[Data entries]
________
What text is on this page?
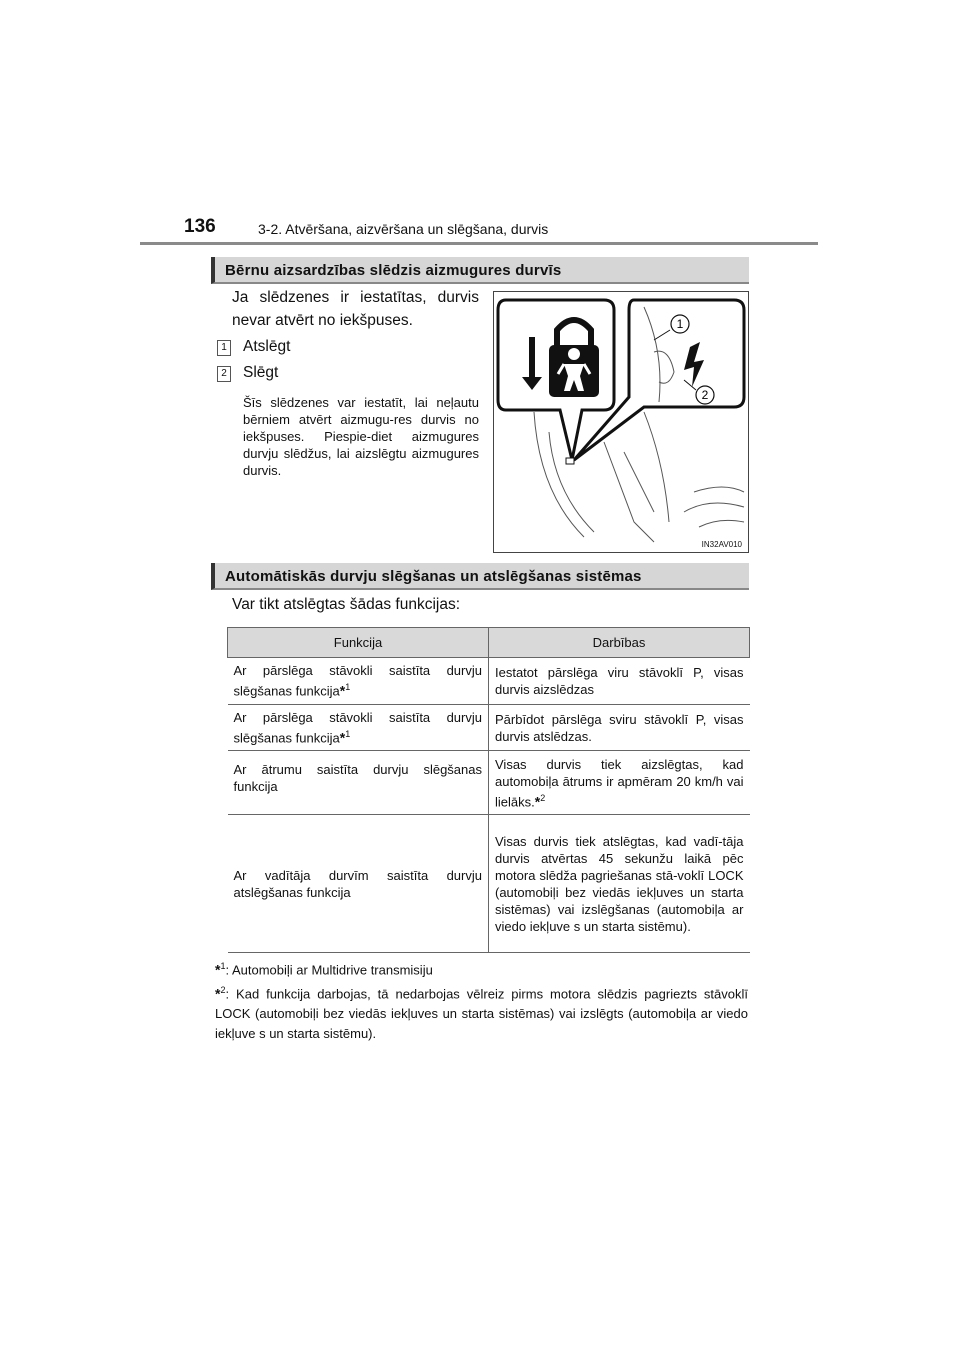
136	3-2. Atvēršana, aizvēršana un slēgšana, durvis
Bērnu aizsardzības slēdzis aizmugures durvīs
Ja slēdzenes ir iestatītas, durvis nevar atvērt no iekšpuses.
1 Atslēgt
2 Slēgt
Šīs slēdzenes var iestatīt, lai neļautu bērniem atvērt aizmugu-res durvis no iekšpuses. Piespie-diet aizmugures durvju slēdžus, lai aizslēgtu aizmugures durvis.
1
2
IN32AV010
Automātiskās durvju slēgšanas un atslēgšanas sistēmas
Var tikt atslēgtas šādas funkcijas:
Funkcija	Darbības
Ar pārslēga stāvokli saistīta durvju slēgšanas funkcija*$^1$	Iestatot pārslēga viru stāvoklī P, visas durvis aizslēdzas
Ar pārslēga stāvokli saistīta durvju slēgšanas funkcija*$^1$	Pārbīdot pārslēga sviru stāvoklī P, visas durvis atslēdzas.
Ar ātrumu saistīta durvju slēgšanas funkcija	Visas durvis tiek aizslēgtas, kad automobiļa ātrums ir apmēram 20 km/h vai lielāks.*$^2$
Ar vadītāja durvīm saistīta durvju atslēgšanas funkcija	Visas durvis tiek atslēgtas, kad vadī-tāja durvis atvērtas 45 sekunžu laikā pēc motora slēdža pagriešanas stā-voklī LOCK (automobiļi bez viedās iekļuves un starta sistēmas) vai izslēgšanas (automobiļa ar viedo iekļuve s un starta sistēmu).
*$^1$: Automobiļi ar Multidrive transmisiju
*$^2$: Kad funkcija darbojas, tā nedarbojas vēlreiz pirms motora slēdzis pagriezts stāvoklī LOCK (automobiļi bez viedās iekļuves un starta sistēmas) vai izslēgts (automobiļa ar viedo iekļuve s un starta sistēmu).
________
Copy out the data above exactly, except the pictures.

What text is on this page?
136	3-2. Atvēršana, aizvēršana un slēgšana, durvis
Bērnu aizsardzības slēdzis aizmugures durvīs
Ja slēdzenes ir iestatītas, durvis nevar atvērt no iekšpuses.
1 Atslēgt
2 Slēgt
Šīs slēdzenes var iestatīt, lai neļautu bērniem atvērt aizmugu-res durvis no iekšpuses. Piespie-diet aizmugures durvju slēdžus, lai aizslēgtu aizmugures durvis.
1
2
IN32AV010
Automātiskās durvju slēgšanas un atslēgšanas sistēmas
Var tikt atslēgtas šādas funkcijas:
Funkcija	Darbības
Ar pārslēga stāvokli saistīta durvju slēgšanas funkcija*$^1$	Iestatot pārslēga viru stāvoklī P, visas durvis aizslēdzas
Ar pārslēga stāvokli saistīta durvju slēgšanas funkcija*$^1$	Pārbīdot pārslēga sviru stāvoklī P, visas durvis atslēdzas.
Ar ātrumu saistīta durvju slēgšanas funkcija	Visas durvis tiek aizslēgtas, kad automobiļa ātrums ir apmēram 20 km/h vai lielāks.*$^2$
Ar vadītāja durvīm saistīta durvju atslēgšanas funkcija	Visas durvis tiek atslēgtas, kad vadī-tāja durvis atvērtas 45 sekunžu laikā pēc motora slēdža pagriešanas stā-voklī LOCK (automobiļi bez viedās iekļuves un starta sistēmas) vai izslēgšanas (automobiļa ar viedo iekļuve s un starta sistēmu).
*$^1$: Automobiļi ar Multidrive transmisiju
*$^2$: Kad funkcija darbojas, tā nedarbojas vēlreiz pirms motora slēdzis pagriezts stāvoklī LOCK (automobiļi bez viedās iekļuves un starta sistēmas) vai izslēgts (automobiļa ar viedo iekļuve s un starta sistēmu).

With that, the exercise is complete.